Komisi III DPRD Kaltim Soroti Persoalan Tambang yang Kian Kompleks, Butuh Solusi Konkret dan Sinergi Antar Lembaga untuk Tata Kelola Tambang Berkeadilan

Rabu, 25 Juni 2025 82
Komisi III DPRD Kaltim bersinergi dengan Komisi XII DPR RI bahas solusi untuk tambang berkeadilan. Langkah konkret dimulai dari ruang dialog, membahas tambang ilegal, konflik lahan, dan penegakan regulasi bersama
JAKARTA— Dalam rangka membahas penguatan regulasi dan penataan ulang sektor pertambangan di Kalimantan Timur (Kaltim), Komisi III DPRD Kaltim melakukan audiensi intensif dengan Komisi XII DPR RI di Gedung Nusantara I, Jakarta, Rabu (25/6/2025). Pertemuan ini menjadi momentum strategis dalam menyuarakan keprihatinan dan masukan dari daerah terhadap berbagai permasalahan sektor energi dan sumber daya mineral yang masih marak terjadi di Kaltim.

Rombongan Komisi III DPRD Kaltim dipimpin oleh Wakil Ketua Akhmed Reza Fachlevi, didampingi Sekretaris Komisi Abdulrahman KA, serta anggota lainnya yakn Sayid Muziburachman, Baharuddin Muin, Abdul Rahman Agus, Husin Djufrie, Syarifatur Syadiah, Abdul Rahman Bolong, dan Jahidin. Mereka diterima oleh Anggota Komisi XII DPR RI, Syafruddin, Sigit, dan Rico. Dalam penyampaiannya, Wakil Ketua Komisi III DPRD Katim Akhmed Reza Fachlevi menegaskan bahwa pihaknya selama tahun 2025 menghadapi ledakan permasalahan tambang. Salah satunya adalah masifnya aktivitas penambangan tanpa izin yang hingga kini belum tertangani secara tegas.

“Aktivitas ilegal ini bukan hanya merugikan negara secara fiskal, tetapi juga melukai rasa keadilan masyarakat dan melemahkan wibawa hukum,” ujarnya.

Selain itu, penggunaan jalan umum oleh perusahaan tambang untuk hauling dan crossing dinilai telah merusak infrastruktur publik serta membahayakan keselamatan warga. Tak hanya itu, banyak area tambang berada di sekitar pemukiman dan fasilitas umum, menciptakan potensi risiko jangka panjang bagi masyarakat.

Data yang Diberikan ▸
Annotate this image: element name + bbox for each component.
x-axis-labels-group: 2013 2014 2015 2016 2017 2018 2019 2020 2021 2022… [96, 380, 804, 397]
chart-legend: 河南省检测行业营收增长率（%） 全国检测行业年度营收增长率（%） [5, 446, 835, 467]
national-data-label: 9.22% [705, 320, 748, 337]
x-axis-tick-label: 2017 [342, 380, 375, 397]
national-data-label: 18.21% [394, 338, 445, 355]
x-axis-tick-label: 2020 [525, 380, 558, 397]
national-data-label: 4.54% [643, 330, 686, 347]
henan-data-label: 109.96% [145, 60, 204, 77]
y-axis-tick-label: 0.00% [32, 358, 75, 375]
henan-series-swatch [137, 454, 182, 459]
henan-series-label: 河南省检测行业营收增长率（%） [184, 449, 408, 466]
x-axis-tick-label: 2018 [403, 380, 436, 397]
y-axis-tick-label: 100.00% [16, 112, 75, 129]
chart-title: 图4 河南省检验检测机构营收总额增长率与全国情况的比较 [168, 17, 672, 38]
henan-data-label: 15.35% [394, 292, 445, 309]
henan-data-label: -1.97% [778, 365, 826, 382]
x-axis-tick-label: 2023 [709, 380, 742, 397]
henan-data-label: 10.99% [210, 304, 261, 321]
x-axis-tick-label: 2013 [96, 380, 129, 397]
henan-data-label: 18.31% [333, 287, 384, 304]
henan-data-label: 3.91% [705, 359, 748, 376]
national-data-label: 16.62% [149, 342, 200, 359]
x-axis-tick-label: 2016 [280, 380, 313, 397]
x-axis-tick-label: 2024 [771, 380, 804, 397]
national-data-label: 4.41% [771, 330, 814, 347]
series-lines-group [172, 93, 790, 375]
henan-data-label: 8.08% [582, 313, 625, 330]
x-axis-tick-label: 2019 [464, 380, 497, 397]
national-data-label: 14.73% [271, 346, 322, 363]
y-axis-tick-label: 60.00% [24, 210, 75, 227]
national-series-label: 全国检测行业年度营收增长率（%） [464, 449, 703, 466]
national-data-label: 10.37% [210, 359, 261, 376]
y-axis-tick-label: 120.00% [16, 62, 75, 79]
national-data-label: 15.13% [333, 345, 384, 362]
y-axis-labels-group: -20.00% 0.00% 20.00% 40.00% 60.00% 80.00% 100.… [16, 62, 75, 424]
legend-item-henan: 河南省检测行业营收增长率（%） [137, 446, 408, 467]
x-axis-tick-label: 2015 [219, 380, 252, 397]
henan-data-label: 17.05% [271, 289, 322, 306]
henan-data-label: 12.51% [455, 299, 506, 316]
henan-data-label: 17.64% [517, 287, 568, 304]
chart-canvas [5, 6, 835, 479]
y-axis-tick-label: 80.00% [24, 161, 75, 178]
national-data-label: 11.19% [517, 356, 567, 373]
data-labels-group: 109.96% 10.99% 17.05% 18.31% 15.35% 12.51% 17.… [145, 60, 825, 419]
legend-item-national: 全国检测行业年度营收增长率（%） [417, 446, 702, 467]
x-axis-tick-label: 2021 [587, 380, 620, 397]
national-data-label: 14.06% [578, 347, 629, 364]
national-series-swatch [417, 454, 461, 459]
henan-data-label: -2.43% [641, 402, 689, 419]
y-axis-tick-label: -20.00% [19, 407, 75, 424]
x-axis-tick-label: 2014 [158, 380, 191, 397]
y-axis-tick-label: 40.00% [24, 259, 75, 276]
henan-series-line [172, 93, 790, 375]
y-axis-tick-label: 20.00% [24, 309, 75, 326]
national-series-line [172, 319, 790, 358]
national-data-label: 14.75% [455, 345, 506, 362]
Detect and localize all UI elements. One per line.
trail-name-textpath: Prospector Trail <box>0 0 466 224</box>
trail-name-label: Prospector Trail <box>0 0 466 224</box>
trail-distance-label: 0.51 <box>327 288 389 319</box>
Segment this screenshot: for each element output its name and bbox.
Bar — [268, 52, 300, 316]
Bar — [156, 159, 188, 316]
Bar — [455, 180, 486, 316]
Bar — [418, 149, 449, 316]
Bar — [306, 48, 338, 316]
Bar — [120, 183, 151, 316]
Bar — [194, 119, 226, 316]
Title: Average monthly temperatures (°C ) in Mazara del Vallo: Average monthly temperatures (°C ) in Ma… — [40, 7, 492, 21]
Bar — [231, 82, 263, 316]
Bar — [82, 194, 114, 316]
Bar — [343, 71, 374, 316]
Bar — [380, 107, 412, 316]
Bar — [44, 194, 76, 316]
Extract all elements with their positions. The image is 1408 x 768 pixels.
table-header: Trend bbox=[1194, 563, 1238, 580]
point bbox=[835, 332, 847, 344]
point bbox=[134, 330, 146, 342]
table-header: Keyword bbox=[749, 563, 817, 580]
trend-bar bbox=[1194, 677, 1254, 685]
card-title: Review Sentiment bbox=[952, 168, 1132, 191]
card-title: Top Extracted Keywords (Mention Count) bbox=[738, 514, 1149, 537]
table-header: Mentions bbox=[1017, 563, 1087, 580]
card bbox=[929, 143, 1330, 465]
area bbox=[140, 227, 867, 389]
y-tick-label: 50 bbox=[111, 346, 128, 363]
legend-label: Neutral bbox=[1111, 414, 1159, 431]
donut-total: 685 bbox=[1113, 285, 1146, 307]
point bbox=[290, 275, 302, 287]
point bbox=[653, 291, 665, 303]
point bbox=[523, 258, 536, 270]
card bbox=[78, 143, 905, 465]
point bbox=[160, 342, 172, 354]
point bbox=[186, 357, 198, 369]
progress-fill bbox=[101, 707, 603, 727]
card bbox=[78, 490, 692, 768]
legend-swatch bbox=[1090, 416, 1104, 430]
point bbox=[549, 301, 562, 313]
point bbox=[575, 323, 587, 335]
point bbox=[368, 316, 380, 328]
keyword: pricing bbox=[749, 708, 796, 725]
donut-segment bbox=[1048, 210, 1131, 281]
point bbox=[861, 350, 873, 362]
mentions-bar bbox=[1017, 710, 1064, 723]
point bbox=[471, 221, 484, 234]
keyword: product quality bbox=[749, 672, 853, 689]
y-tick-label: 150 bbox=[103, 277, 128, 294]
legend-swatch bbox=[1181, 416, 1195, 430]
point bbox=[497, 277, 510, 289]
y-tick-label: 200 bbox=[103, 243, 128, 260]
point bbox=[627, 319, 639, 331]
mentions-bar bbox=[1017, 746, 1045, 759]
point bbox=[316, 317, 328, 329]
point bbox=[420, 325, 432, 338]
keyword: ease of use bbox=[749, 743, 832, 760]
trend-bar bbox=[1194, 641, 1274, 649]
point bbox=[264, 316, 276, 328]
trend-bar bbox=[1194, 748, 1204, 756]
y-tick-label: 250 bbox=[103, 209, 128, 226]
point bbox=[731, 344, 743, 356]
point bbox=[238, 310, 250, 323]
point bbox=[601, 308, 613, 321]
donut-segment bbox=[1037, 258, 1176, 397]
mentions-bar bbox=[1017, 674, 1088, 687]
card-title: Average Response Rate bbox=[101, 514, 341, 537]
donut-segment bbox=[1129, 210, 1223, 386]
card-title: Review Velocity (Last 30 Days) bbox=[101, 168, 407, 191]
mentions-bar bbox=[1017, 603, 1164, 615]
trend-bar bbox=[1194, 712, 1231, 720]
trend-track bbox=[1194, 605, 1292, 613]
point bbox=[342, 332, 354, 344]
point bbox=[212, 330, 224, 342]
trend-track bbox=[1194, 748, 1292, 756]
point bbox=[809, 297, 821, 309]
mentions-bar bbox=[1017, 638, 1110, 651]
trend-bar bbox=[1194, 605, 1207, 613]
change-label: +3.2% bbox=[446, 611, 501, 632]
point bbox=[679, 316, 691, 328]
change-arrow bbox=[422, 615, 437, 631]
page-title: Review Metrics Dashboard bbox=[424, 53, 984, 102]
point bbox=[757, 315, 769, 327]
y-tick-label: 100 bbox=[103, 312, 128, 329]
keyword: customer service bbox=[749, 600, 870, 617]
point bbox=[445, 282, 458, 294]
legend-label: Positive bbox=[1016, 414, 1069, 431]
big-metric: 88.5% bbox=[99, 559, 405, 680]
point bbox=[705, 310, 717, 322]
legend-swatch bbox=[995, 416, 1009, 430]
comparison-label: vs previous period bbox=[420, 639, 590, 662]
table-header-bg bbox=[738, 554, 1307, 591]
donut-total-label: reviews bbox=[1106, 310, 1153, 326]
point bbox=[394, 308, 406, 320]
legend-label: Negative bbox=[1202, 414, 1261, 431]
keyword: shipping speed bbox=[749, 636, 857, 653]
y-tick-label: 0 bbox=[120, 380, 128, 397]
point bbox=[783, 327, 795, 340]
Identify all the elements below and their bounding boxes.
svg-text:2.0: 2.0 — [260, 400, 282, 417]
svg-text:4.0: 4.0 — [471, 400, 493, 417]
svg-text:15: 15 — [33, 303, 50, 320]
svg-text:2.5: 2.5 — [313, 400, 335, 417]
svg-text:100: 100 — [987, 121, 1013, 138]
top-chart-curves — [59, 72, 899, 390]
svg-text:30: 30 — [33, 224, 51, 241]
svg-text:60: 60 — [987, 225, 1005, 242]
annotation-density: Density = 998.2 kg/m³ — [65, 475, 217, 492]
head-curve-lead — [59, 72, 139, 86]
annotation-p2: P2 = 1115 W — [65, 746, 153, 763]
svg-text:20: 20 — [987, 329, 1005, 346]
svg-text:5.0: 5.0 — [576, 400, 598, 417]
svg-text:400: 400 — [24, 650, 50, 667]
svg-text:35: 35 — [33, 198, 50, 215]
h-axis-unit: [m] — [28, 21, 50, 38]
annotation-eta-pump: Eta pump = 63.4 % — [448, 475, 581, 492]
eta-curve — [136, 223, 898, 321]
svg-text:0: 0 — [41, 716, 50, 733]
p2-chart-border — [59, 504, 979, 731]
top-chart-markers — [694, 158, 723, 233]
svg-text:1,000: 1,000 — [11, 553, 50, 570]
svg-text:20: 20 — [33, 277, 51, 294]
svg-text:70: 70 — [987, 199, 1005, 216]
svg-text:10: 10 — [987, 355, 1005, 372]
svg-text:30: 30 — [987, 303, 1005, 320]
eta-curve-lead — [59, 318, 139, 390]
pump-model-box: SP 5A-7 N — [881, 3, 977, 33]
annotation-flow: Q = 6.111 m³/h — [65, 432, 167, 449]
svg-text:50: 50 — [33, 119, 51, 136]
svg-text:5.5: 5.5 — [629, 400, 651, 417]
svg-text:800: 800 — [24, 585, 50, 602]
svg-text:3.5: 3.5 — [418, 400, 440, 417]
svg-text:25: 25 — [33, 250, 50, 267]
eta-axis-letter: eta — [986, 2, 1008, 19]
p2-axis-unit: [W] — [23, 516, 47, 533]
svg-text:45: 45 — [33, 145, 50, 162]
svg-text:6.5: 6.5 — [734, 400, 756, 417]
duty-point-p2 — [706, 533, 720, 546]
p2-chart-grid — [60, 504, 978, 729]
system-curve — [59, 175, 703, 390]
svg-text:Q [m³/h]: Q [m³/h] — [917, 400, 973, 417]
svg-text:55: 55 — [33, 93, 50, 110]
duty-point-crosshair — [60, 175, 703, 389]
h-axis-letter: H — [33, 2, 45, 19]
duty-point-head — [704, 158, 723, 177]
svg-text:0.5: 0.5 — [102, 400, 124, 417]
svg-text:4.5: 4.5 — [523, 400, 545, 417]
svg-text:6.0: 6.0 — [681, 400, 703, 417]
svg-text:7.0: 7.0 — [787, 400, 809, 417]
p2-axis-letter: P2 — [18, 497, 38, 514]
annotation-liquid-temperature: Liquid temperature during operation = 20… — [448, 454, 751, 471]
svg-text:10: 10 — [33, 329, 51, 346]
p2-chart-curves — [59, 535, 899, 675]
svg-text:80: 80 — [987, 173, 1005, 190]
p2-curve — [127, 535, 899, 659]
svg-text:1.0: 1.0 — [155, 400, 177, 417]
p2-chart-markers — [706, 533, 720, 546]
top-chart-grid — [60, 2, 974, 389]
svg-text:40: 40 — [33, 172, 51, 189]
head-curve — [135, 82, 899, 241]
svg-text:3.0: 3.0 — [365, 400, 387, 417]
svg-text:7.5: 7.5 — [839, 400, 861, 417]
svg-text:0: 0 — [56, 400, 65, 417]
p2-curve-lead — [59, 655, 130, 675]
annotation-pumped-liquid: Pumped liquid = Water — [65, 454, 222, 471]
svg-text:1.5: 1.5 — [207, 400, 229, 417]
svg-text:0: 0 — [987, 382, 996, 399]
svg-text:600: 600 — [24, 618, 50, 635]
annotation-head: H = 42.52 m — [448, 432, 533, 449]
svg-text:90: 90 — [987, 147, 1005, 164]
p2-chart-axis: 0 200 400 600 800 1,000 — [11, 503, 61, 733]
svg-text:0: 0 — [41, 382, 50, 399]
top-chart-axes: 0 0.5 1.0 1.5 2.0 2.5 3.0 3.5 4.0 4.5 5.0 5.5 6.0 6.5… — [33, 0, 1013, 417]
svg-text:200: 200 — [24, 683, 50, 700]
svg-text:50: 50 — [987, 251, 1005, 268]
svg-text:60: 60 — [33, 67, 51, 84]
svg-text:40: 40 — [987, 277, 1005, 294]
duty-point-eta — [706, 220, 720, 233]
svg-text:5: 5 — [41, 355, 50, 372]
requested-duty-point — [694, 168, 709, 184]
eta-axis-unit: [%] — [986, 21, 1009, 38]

Petunjuk Tugas ▸
Tuliskan kembali tanpa mengubah apa pun bagian dari berita tentang tambang di Kaltim, semuanya mulai dari "Rabu, 25 Juni" sampai ke "terjadi di Kaltim.".

Hasil Jawaban ▸
Rabu, 25 Juni 2025 82
Komisi III DPRD Kaltim bersinergi dengan Komisi XII DPR RI bahas solusi untuk tambang berkeadilan. Langkah konkret dimulai dari ruang dialog, membahas tambang ilegal, konflik lahan, dan penegakan regulasi bersama
JAKARTA— Dalam rangka membahas penguatan regulasi dan penataan ulang sektor pertambangan di Kalimantan Timur (Kaltim), Komisi III DPRD Kaltim melakukan audiensi intensif dengan Komisi XII DPR RI di Gedung Nusantara I, Jakarta, Rabu (25/6/2025). Pertemuan ini menjadi momentum strategis dalam menyuarakan keprihatinan dan masukan dari daerah terhadap berbagai permasalahan sektor energi dan sumber daya mineral yang masih marak terjadi di Kaltim.